» **Exercise goal**
Below is a listing. Gather each line of it that contains "ylabel".
:::::
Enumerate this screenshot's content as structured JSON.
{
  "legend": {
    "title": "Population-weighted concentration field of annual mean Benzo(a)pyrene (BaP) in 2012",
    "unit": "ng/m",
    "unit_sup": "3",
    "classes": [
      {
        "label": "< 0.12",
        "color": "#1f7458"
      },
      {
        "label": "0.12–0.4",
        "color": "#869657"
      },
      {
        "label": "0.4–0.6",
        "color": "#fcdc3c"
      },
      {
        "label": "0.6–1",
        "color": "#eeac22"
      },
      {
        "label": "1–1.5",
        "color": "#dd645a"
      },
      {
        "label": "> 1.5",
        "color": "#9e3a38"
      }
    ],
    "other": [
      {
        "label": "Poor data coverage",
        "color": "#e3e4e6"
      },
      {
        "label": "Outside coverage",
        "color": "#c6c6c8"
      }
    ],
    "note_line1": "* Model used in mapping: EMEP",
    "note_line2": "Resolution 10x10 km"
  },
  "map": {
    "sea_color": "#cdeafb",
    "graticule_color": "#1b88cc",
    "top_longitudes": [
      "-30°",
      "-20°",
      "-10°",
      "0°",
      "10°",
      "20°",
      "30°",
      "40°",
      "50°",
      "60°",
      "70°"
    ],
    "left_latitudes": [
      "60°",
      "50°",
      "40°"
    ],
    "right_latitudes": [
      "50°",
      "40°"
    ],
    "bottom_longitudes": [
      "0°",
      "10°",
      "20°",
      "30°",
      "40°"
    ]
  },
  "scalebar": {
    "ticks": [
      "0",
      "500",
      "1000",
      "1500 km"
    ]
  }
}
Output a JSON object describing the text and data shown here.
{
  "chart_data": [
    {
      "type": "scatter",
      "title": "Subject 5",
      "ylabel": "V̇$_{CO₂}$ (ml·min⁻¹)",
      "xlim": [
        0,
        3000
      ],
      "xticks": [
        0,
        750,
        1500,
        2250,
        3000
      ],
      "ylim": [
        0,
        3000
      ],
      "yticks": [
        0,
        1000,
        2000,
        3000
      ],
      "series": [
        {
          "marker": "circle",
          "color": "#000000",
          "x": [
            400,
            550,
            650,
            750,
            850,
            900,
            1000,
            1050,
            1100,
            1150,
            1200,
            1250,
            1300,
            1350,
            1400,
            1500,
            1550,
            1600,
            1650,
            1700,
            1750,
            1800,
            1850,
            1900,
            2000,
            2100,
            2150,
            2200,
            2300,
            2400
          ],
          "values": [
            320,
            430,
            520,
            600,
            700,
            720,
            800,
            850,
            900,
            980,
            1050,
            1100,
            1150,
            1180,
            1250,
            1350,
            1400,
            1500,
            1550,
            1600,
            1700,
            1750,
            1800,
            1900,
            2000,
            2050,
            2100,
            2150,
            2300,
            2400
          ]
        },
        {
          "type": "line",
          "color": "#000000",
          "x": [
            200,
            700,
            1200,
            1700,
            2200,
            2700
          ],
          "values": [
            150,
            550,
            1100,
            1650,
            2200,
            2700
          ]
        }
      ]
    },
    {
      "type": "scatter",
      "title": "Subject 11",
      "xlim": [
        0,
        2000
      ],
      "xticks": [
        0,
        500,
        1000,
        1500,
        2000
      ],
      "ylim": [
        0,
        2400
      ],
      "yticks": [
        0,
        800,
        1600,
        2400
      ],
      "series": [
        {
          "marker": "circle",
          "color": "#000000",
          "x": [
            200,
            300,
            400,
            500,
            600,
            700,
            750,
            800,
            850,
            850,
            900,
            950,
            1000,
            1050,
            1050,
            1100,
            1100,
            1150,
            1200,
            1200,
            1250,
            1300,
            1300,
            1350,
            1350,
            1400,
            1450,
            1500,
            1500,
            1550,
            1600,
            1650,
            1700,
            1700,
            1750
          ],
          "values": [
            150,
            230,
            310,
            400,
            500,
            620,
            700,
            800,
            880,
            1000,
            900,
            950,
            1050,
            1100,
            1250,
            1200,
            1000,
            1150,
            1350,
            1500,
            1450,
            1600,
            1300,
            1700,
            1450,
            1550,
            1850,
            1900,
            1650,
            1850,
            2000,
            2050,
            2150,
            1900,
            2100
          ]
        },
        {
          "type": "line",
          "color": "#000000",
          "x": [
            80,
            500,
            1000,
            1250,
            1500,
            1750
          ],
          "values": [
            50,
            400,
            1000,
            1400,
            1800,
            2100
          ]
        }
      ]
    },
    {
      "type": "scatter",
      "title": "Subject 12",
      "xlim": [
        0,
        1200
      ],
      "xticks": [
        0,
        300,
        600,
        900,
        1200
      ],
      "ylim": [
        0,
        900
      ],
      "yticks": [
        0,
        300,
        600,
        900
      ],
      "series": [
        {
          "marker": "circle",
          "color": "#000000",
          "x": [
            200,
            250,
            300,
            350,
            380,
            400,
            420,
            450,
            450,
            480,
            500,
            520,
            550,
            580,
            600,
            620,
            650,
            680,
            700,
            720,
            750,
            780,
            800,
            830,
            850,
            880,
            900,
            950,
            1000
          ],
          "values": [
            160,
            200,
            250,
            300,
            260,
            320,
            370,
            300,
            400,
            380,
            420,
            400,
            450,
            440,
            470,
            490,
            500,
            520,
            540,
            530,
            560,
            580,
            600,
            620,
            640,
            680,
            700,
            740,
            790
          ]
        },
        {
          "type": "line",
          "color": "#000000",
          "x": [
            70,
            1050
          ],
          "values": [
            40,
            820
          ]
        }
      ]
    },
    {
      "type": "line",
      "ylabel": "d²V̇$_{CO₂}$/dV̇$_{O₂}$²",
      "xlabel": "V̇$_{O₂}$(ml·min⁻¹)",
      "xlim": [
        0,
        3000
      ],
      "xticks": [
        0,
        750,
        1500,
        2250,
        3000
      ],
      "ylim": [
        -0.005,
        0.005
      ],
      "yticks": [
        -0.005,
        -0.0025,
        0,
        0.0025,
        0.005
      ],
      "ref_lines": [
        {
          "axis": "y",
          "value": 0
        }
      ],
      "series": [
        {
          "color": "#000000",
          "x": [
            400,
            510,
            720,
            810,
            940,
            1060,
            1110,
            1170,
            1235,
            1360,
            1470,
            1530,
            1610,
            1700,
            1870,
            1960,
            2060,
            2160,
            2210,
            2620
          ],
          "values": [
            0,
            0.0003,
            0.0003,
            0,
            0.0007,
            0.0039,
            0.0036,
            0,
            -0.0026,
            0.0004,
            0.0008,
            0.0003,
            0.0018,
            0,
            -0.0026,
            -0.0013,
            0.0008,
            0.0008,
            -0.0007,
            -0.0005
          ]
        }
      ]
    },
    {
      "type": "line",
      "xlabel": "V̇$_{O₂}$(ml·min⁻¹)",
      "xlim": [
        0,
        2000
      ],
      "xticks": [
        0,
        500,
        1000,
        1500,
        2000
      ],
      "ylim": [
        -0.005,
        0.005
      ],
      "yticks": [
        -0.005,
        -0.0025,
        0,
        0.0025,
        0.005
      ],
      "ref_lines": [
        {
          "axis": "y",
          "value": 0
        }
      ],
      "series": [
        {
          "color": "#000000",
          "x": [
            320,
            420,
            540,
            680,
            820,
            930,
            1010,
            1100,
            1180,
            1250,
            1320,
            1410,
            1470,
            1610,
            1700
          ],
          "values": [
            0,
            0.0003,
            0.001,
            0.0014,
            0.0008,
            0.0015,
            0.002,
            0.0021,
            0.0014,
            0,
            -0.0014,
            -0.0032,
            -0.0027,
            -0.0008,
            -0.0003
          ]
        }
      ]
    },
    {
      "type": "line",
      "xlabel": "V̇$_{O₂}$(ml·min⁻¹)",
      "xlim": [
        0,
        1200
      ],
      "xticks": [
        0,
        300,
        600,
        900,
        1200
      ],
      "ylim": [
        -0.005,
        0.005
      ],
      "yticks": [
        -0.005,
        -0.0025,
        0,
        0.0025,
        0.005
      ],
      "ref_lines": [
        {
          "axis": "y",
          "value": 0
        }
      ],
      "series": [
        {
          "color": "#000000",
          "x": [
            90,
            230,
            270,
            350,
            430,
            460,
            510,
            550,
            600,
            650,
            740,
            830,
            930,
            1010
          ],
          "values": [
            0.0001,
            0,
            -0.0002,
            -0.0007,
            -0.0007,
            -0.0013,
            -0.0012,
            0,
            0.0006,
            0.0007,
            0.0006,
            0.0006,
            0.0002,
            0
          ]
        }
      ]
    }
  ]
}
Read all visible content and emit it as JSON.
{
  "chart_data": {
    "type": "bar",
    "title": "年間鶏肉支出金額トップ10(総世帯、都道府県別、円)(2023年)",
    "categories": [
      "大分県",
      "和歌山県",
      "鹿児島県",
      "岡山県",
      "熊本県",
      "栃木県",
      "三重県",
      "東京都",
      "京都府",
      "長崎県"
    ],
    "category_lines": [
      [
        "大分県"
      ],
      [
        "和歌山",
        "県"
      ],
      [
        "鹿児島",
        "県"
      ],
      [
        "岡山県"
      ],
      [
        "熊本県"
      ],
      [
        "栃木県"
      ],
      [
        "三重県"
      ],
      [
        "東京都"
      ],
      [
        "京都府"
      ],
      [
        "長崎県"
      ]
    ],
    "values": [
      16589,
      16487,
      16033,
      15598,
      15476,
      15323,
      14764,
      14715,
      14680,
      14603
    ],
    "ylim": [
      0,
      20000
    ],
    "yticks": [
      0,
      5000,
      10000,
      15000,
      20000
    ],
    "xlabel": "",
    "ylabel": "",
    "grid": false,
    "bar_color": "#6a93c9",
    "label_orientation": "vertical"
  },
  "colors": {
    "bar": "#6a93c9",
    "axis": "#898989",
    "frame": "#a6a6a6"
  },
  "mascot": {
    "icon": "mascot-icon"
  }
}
:::::
» **Written answer**
      "ylabel": "V̇$_{CO₂}$ (ml·min⁻¹)",
      "ylabel": "d²V̇$_{CO₂}$/dV̇$_{O₂}$²",
    "ylabel": "",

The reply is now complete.